I did find parking on Main. I only put a little over an hour of time in the meter, figuring that was about all the patience I had for art. But after an hour, there were still many fascinating works to see, including the Picassos and the Pollocks, and so I had to go back and put enough in the meter to last until 5:00, when the museum closed.

After the museum I gave a couple of Scrabble buddies a call, and I headed over to the Atlanta Bread Company in Newington to meet them. I had enough energy for three games, and in the time I was there I made my decision--no Westfield. I left about 9:00 and found an industrial area just off the highway, US-5.

When I woke up again it was past 2:00 AM, I thought, uh-oh. But it wasn't snowing. And there was not a hint of snow as I drove, and I grumbled about how I could have gotten that Starbucks. Just past Bridgeport it started coming down, but only small flakes. I stopped at a rest area about 40 miles from Manhattan. Each time I woke up there was more snow on the ground, but traffic on the highway was still moving.



December 9

I was on some highway driving behind a vehicle that resembled a dump truck, but with the "bin" (is that the right term?) in a dull blue and green, like if it were made of plastic. Suddenly the wind picked up the lid (which had materialized somehow) and blew back wards it so that it covered my car. I was in a panic, unable to see. I franticly struggled to get free as the lid grew a tangle of thick cables. I finally got clear to realize I was not on the truck, with my car somehow following behind it. I jumped onto the grill of the truck so I could climb to the back and get into my car. I saw onlookers, and I worried that they would think me a terrorist. Finally it became apparent that the truck was passing through a more congested area (with pedestrians on either side) and that my car was also slowing down. Then I woke up.

> TASKS TO COMPLETE:
**1.** Reproduce the passage of the journal excerpt that opens with the words containing "When I woke" and closes with "was still moving.".
**2.** According to the journal excerpt, at what time did the museum close?
**3.** State whether each statement agrees with the journal excerpt, answering yes or no and quoting the deciding words: (a) The Scrabble buddies were met at the Atlanta Bread Company in Newington. (b) Four games were played at the meeting with the Scrabble buddies. (c) A stop was made at a rest area about 40 miles from Manhattan.

> DATA EXCERPTS:
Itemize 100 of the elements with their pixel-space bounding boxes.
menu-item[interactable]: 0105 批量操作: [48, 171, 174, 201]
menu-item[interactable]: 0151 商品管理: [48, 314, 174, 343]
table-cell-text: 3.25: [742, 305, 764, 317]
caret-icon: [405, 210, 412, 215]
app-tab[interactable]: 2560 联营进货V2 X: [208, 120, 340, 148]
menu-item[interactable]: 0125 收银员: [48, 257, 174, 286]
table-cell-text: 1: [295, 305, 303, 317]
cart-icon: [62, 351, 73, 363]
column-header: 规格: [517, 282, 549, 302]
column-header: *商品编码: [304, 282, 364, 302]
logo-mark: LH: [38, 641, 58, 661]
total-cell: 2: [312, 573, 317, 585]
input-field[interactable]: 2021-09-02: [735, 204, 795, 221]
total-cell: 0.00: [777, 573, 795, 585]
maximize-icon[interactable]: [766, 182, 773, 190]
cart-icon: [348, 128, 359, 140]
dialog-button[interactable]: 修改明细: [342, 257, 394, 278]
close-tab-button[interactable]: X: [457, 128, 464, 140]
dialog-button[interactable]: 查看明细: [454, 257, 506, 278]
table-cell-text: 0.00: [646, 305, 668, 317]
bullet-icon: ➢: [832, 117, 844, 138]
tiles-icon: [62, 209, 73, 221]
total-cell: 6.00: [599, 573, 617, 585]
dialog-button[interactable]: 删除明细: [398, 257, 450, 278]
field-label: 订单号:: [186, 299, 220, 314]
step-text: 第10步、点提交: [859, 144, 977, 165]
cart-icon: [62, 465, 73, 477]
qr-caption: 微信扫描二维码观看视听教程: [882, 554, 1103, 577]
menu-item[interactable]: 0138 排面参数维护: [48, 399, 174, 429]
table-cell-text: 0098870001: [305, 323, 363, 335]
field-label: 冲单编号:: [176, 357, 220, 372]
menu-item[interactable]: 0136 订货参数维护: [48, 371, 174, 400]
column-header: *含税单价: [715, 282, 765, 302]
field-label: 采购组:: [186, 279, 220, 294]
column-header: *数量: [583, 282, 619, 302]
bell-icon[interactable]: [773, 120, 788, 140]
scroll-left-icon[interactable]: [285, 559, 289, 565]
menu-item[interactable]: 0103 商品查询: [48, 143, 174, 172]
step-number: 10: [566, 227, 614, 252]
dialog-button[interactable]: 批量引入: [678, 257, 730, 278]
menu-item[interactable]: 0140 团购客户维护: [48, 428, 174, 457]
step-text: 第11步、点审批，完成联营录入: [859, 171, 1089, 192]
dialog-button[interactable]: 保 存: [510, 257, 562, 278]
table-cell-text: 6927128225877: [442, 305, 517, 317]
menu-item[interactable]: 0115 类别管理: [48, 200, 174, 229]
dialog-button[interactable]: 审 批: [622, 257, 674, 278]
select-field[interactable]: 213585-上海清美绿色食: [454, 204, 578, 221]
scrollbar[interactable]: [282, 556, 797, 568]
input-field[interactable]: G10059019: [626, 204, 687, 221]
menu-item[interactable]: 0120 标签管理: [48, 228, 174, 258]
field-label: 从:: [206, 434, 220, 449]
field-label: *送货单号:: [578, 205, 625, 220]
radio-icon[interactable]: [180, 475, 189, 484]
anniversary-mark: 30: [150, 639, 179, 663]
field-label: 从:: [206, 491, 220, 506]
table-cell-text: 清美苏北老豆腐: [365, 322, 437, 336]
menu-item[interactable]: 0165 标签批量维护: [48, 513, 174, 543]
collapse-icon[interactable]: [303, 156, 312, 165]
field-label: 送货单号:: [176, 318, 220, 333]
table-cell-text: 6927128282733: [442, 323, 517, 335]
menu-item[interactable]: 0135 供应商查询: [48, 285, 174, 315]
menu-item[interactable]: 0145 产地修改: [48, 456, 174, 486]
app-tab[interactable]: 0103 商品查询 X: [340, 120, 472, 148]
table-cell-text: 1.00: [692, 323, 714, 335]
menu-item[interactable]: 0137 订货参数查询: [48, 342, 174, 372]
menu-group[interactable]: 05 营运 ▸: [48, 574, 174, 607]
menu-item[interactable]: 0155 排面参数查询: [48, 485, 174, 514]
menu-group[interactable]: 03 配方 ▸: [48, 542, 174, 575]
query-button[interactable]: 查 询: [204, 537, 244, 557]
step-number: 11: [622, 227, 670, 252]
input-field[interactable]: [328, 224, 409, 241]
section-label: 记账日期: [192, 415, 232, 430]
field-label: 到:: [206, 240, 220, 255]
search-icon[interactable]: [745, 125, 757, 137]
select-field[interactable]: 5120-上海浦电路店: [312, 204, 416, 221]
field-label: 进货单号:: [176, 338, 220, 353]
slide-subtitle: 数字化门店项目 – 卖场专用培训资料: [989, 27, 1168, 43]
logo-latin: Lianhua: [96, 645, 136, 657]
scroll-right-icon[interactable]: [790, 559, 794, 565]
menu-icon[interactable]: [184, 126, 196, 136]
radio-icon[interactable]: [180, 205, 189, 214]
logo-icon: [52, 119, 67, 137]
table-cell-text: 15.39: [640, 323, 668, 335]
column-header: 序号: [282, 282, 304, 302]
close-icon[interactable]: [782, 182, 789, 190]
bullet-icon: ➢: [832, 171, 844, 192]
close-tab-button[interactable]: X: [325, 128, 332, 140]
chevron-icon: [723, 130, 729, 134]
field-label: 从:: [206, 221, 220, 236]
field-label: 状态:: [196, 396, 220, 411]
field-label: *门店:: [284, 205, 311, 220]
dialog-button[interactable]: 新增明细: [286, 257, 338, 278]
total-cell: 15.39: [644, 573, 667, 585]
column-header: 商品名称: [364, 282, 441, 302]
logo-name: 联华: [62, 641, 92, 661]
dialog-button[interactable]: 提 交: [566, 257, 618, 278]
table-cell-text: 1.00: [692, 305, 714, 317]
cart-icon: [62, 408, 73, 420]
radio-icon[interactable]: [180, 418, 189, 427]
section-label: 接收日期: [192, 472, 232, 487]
==
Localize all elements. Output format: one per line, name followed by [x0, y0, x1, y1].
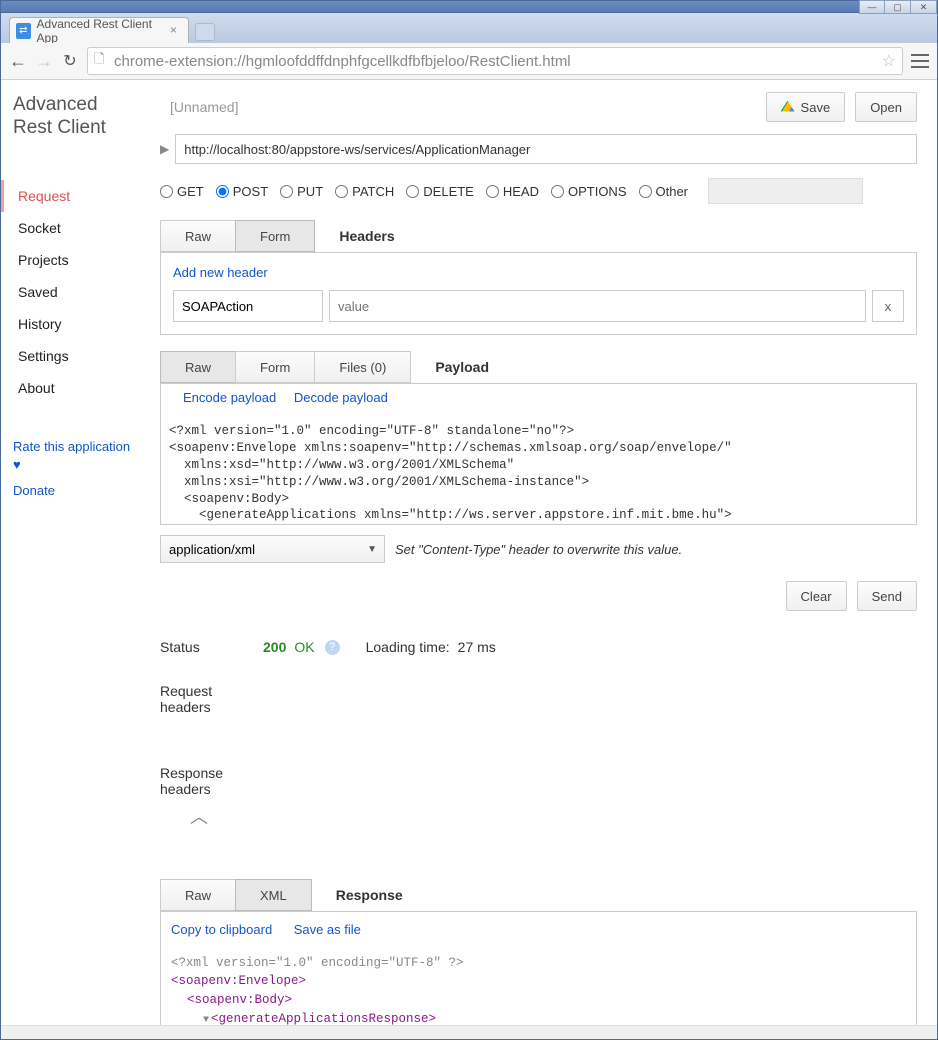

> THE REPLIES:
**1.**
When I woke up again it was past 2:00 AM, I thought, uh-oh. But it wasn't snowing. And there was not a hint of snow as I drove, and I grumbled about how I could have gotten that Starbucks. Just past Bridgeport it started coming down, but only small flakes. I stopped at a rest area about 40 miles from Manhattan. Each time I woke up there was more snow on the ground, but traffic on the highway was still moving.

**2.** 5:00

**3.**
(a) Yes: "I headed over to the Atlanta Bread Company in Newington to meet them."
(b) No: "I had enough energy for three games"
(c) Yes: "I stopped at a rest area about 40 miles from Manhattan."